§ **What to produce**
Rewrite the listing below with every occurrence of "x-tick-label" changed to "x-axis-label" and everything else left the same. Leave the pictures out.

§ **Data listing**
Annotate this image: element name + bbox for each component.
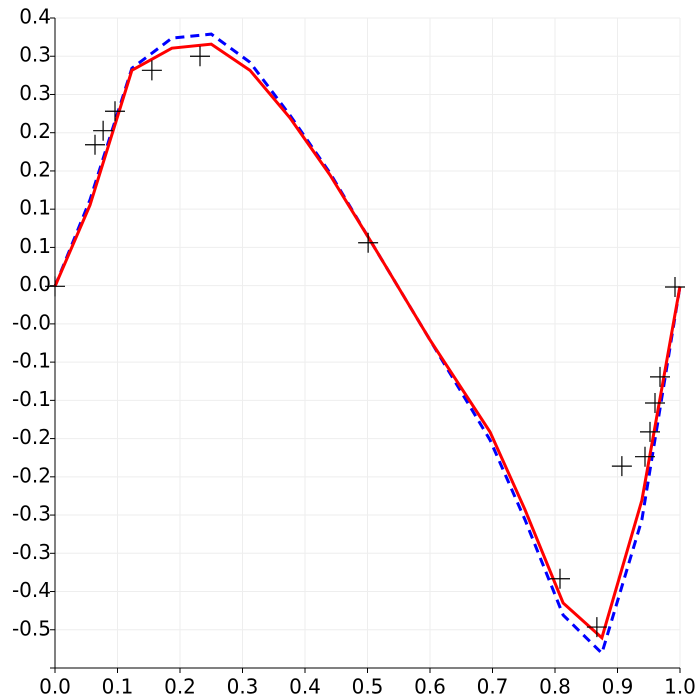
marker [611,456,632,477]
marker [85,134,105,155]
marker [105,101,125,122]
y-tick-label: -0.2 [12,425,51,449]
y-tick-label: -0.0 [12,310,51,334]
marker [141,60,162,81]
y-tick-label: -0.3 [12,502,51,526]
x-tick-label: 0.5 [352,675,384,699]
x-tick-label: 0.7 [477,675,509,699]
x-tick-label: 0.9 [602,675,634,699]
y-tick-label: -0.2 [12,463,51,487]
marker [650,366,670,387]
x-tick-label: 0.4 [289,675,321,699]
y-tick-label: 0.3 [19,43,51,67]
marker [645,393,665,414]
x-tick-label: 0.1 [102,675,134,699]
y-tick-label: -0.1 [12,387,51,411]
x-tick-label: 0.3 [227,675,259,699]
marker [45,276,65,297]
marker [550,568,570,589]
x-tick-label: 0.2 [164,675,196,699]
marker [358,232,379,253]
y-tick-label: 0.0 [19,272,51,296]
y-tick-label: -0.4 [12,578,51,602]
x-tick-label: 0.8 [539,675,571,699]
y-tick-label: 0.2 [19,119,51,143]
y-tick-label: 0.3 [19,81,51,105]
x-tick-label: 1.0 [664,675,696,699]
marker [190,46,210,67]
y-tick-label: -0.5 [12,616,51,640]
y-tick-label: 0.2 [19,157,51,181]
x-tick-label: 0.0 [39,675,71,699]
y-tick-label: 0.1 [19,196,51,220]
marker [640,421,660,442]
marker [665,276,685,297]
y-tick-label: -0.3 [12,540,51,564]
marker [635,446,655,467]
y-tick-label: -0.1 [12,349,51,373]
y-tick-label: 0.1 [19,234,51,258]
y-tick-label: 0.4 [19,5,51,29]
marker [93,120,114,141]
x-tick-label: 0.6 [414,675,446,699]
marker [586,617,607,638]
line [53,42,682,641]
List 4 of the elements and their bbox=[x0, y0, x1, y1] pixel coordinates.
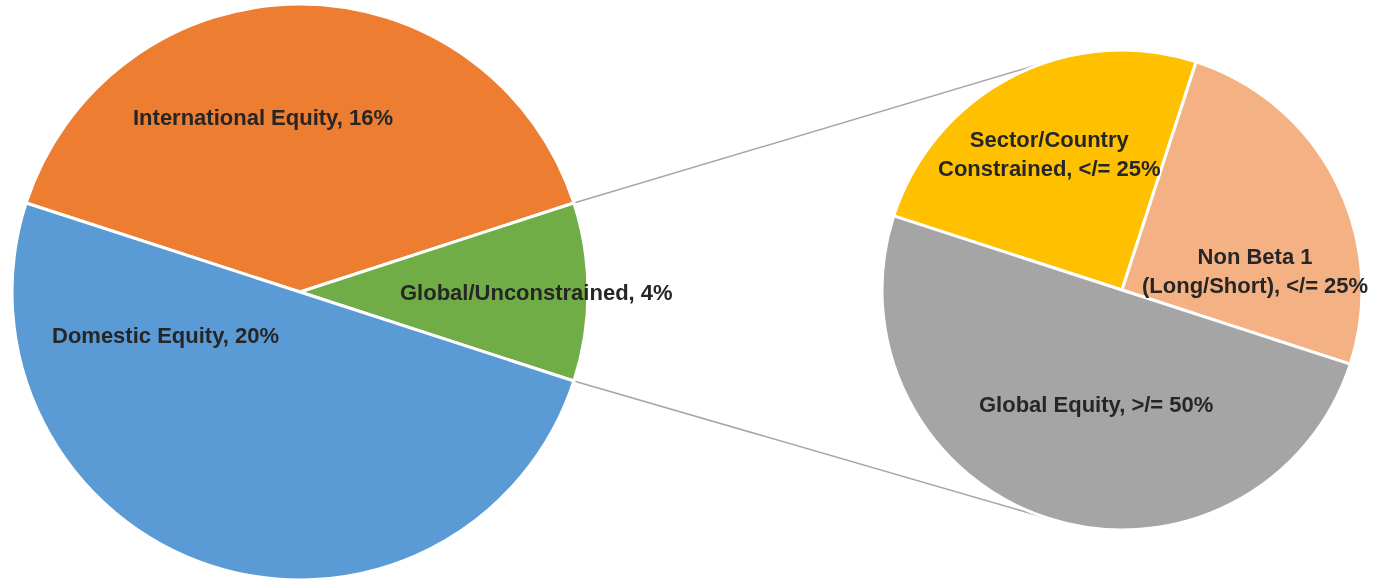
slice-label: Domestic Equity, 20% bbox=[52, 323, 279, 348]
slice-label: Sector/Country Constrained, </= 25% bbox=[938, 127, 1161, 181]
slice-label: Global Equity, >/= 50% bbox=[979, 392, 1214, 417]
slice-label: International Equity, 16% bbox=[133, 105, 393, 130]
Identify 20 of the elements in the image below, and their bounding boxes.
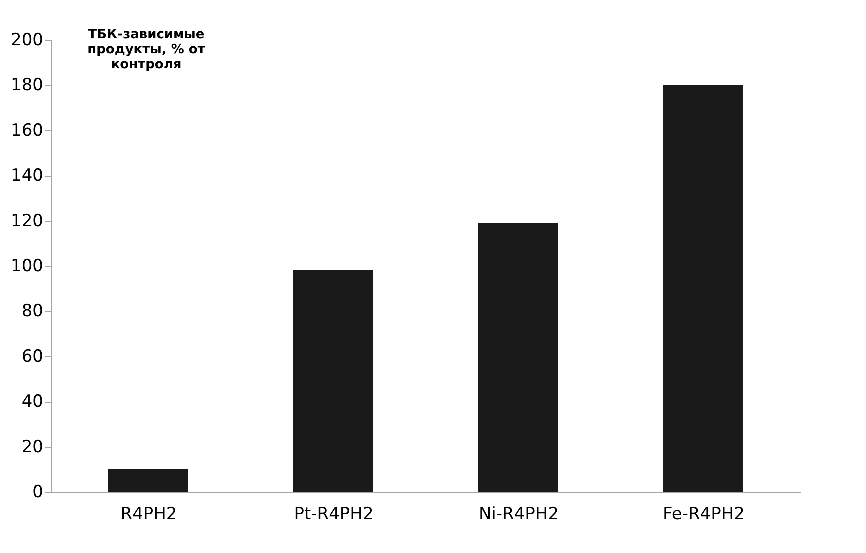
bar <box>478 223 558 492</box>
y-tick-label: 60 <box>22 346 44 367</box>
y-tick-label: 180 <box>11 76 44 96</box>
y-tick-label: 0 <box>32 482 44 502</box>
x-tick-label: Ni-R4PH2 <box>478 504 560 524</box>
x-tick-label: Pt-R4PH2 <box>294 504 374 524</box>
x-tick-label: Fe-R4PH2 <box>663 504 745 524</box>
y-tick-label: 200 <box>11 30 44 50</box>
y-tick-label: 100 <box>11 256 44 276</box>
y-tick-label: 80 <box>22 302 44 322</box>
bar <box>664 85 744 492</box>
y-tick-label: 20 <box>22 437 44 458</box>
y-tick-label: 40 <box>22 392 44 412</box>
y-axis-title: ТБК-зависимые продукты, % от контроля <box>88 28 206 72</box>
x-tick-label: R4PH2 <box>120 504 178 524</box>
bar <box>294 270 374 492</box>
y-tick-label: 120 <box>11 211 44 232</box>
y-tick-label: 140 <box>11 166 44 186</box>
y-tick-label: 160 <box>11 120 44 141</box>
bar <box>108 469 188 492</box>
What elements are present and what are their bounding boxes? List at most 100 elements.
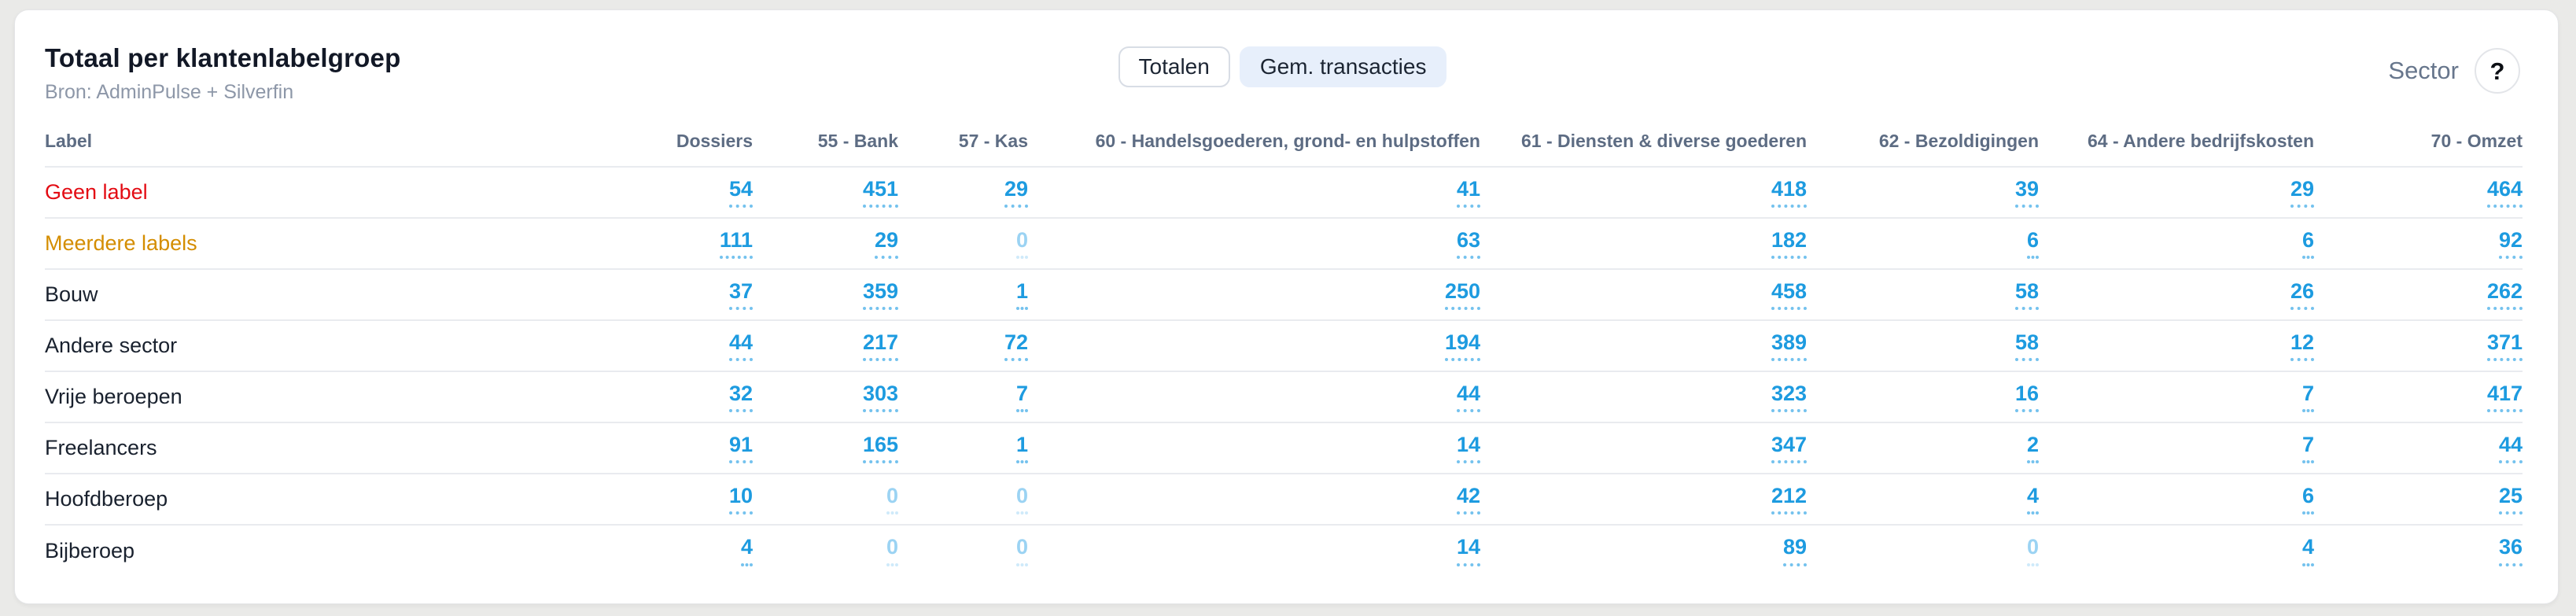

§ **Written solution**
Annotate this image: element name + bbox for each component.
marker [611,456,632,477]
marker [85,134,105,155]
marker [105,101,125,122]
y-tick-label: -0.2 [12,425,51,449]
y-tick-label: -0.0 [12,310,51,334]
marker [141,60,162,81]
y-tick-label: -0.3 [12,502,51,526]
x-axis-label: 0.5 [352,675,384,699]
x-axis-label: 0.7 [477,675,509,699]
x-axis-label: 0.9 [602,675,634,699]
y-tick-label: -0.2 [12,463,51,487]
marker [650,366,670,387]
x-axis-label: 0.4 [289,675,321,699]
y-tick-label: 0.3 [19,43,51,67]
marker [645,393,665,414]
x-axis-label: 0.1 [102,675,134,699]
y-tick-label: -0.1 [12,387,51,411]
x-axis-label: 0.3 [227,675,259,699]
marker [45,276,65,297]
marker [550,568,570,589]
x-axis-label: 0.2 [164,675,196,699]
marker [358,232,379,253]
y-tick-label: 0.0 [19,272,51,296]
y-tick-label: -0.4 [12,578,51,602]
x-axis-label: 0.8 [539,675,571,699]
y-tick-label: 0.2 [19,119,51,143]
y-tick-label: 0.3 [19,81,51,105]
x-axis-label: 1.0 [664,675,696,699]
marker [190,46,210,67]
y-tick-label: -0.5 [12,616,51,640]
y-tick-label: 0.2 [19,157,51,181]
x-axis-label: 0.0 [39,675,71,699]
y-tick-label: 0.1 [19,196,51,220]
marker [640,421,660,442]
marker [665,276,685,297]
y-tick-label: -0.3 [12,540,51,564]
marker [635,446,655,467]
y-tick-label: -0.1 [12,349,51,373]
y-tick-label: 0.1 [19,234,51,258]
y-tick-label: 0.4 [19,5,51,29]
marker [93,120,114,141]
x-axis-label: 0.6 [414,675,446,699]
marker [586,617,607,638]
line [53,42,682,641]
List 4 of the elements and their bbox=[x0, y0, x1, y1] pixel coordinates.
slice-label: Domestic Equity, 20% bbox=[52, 323, 279, 348]
slice-label: Sector/Country Constrained, </= 25% bbox=[938, 127, 1161, 181]
slice-label: Global Equity, >/= 50% bbox=[979, 392, 1214, 417]
slice-label: International Equity, 16% bbox=[133, 105, 393, 130]
Identify 20 of the elements in the image below, and their bounding boxes.
bar <box>478 223 558 492</box>
y-tick-label: 60 <box>22 346 44 367</box>
y-tick-label: 180 <box>11 76 44 96</box>
y-tick-label: 0 <box>32 482 44 502</box>
x-axis-label: Ni-R4PH2 <box>478 504 560 524</box>
x-axis-label: Pt-R4PH2 <box>294 504 374 524</box>
x-axis-label: Fe-R4PH2 <box>663 504 745 524</box>
y-tick-label: 200 <box>11 30 44 50</box>
y-tick-label: 100 <box>11 256 44 276</box>
y-tick-label: 80 <box>22 302 44 322</box>
bar <box>664 85 744 492</box>
y-tick-label: 20 <box>22 437 44 458</box>
y-tick-label: 40 <box>22 392 44 412</box>
y-axis-title: ТБК-зависимые продукты, % от контроля <box>88 28 206 72</box>
x-axis-label: R4PH2 <box>120 504 178 524</box>
bar <box>294 270 374 492</box>
y-tick-label: 120 <box>11 211 44 232</box>
y-tick-label: 140 <box>11 166 44 186</box>
y-tick-label: 160 <box>11 120 44 141</box>
bar <box>108 469 188 492</box>
What elements are present and what are their bounding boxes? List at most 100 elements.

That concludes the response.